> [WRITTEN TASK]: Extract, from the records beneath this instruction, each line that contains the word "dollar".

(Data entries)
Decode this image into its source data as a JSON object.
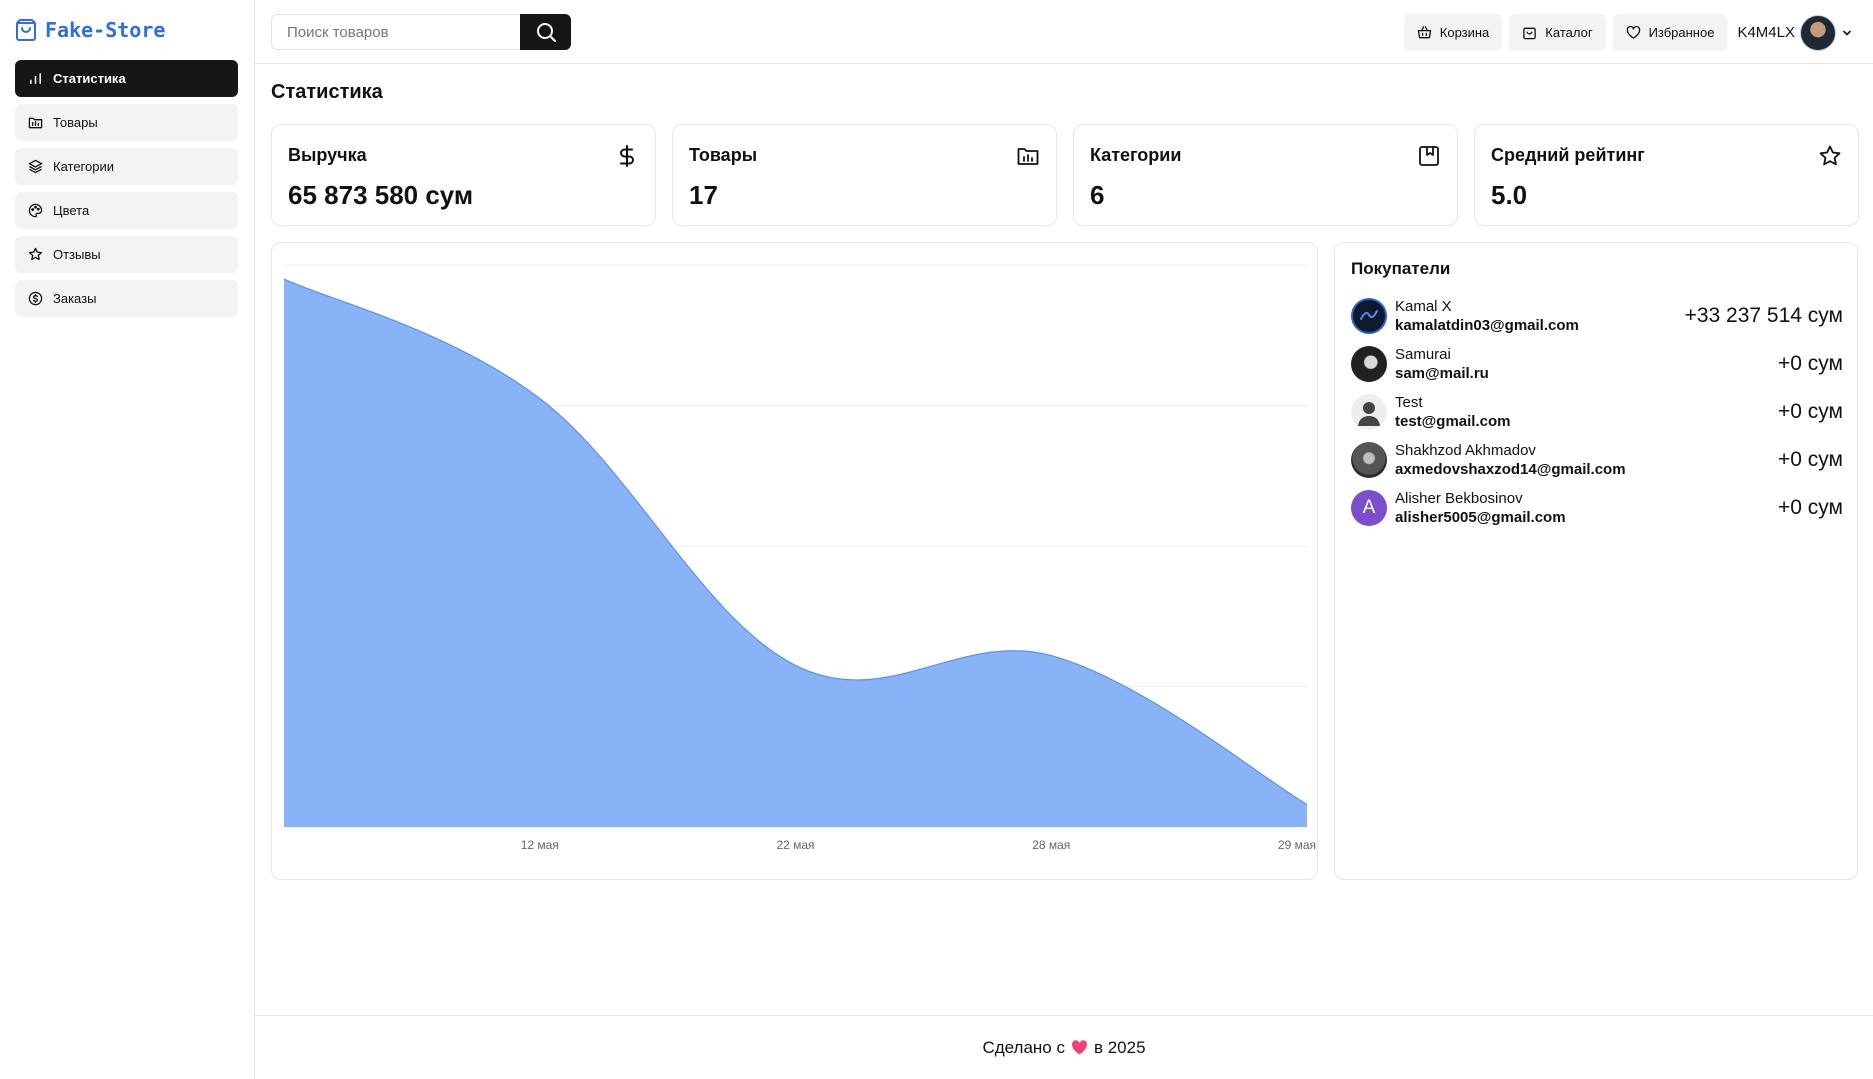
{
  "app": {
    "logo_text": "Fake-Store"
  },
  "sidebar": {
    "items": [
      {
        "label": "Статистика",
        "icon": "bar-chart-icon",
        "active": true
      },
      {
        "label": "Товары",
        "icon": "folder-icon",
        "active": false
      },
      {
        "label": "Категории",
        "icon": "layers-icon",
        "active": false
      },
      {
        "label": "Цвета",
        "icon": "palette-icon",
        "active": false
      },
      {
        "label": "Отзывы",
        "icon": "star-icon",
        "active": false
      },
      {
        "label": "Заказы",
        "icon": "dollar-circle-icon",
        "active": false
      }
    ]
  },
  "header": {
    "search_placeholder": "Поиск товаров",
    "cart_label": "Корзина",
    "catalog_label": "Каталог",
    "favorites_label": "Избранное",
    "username": "K4M4LX"
  },
  "page": {
    "title": "Статистика"
  },
  "stats": [
    {
      "title": "Выручка",
      "value": "65 873 580 сум",
      "icon": "dollar-icon"
    },
    {
      "title": "Товары",
      "value": "17",
      "icon": "folder-chart-icon"
    },
    {
      "title": "Категории",
      "value": "6",
      "icon": "bookmark-square-icon"
    },
    {
      "title": "Средний рейтинг",
      "value": "5.0",
      "icon": "star-icon"
    }
  ],
  "chart_data": {
    "type": "area",
    "x": [
      "",
      "12 мая",
      "22 мая",
      "28 мая",
      "29 мая"
    ],
    "values": [
      39,
      30.5,
      11.5,
      12.2,
      1.6
    ],
    "ylim": [
      0,
      40
    ],
    "grid": true,
    "color": "#89b3f7",
    "title": "",
    "xlabel": "",
    "ylabel": ""
  },
  "buyers": {
    "title": "Покупатели",
    "items": [
      {
        "name": "Kamal X",
        "email": "kamalatdin03@gmail.com",
        "amount": "+33 237 514 сум",
        "avatar": "logo"
      },
      {
        "name": "Samurai",
        "email": "sam@mail.ru",
        "amount": "+0 сум",
        "avatar": "photo-dark"
      },
      {
        "name": "Test",
        "email": "test@gmail.com",
        "amount": "+0 сум",
        "avatar": "default-user"
      },
      {
        "name": "Shakhzod Akhmadov",
        "email": "axmedovshaxzod14@gmail.com",
        "amount": "+0 сум",
        "avatar": "photo-gray"
      },
      {
        "name": "Alisher Bekbosinov",
        "email": "alisher5005@gmail.com",
        "amount": "+0 сум",
        "avatar": "initial",
        "initial": "A"
      }
    ]
  },
  "footer": {
    "before": "Сделано с",
    "after": "в 2025"
  },
  "colors": {
    "accent": "#2f6fdd",
    "dark": "#161616",
    "chart_fill": "#89b3f7",
    "chart_line": "#5b90f0",
    "avatar_purple": "#7c4dcc"
  }
}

> [FULL SOLUTION]:
        "icon": "dollar-circle-icon",
      "icon": "dollar-icon"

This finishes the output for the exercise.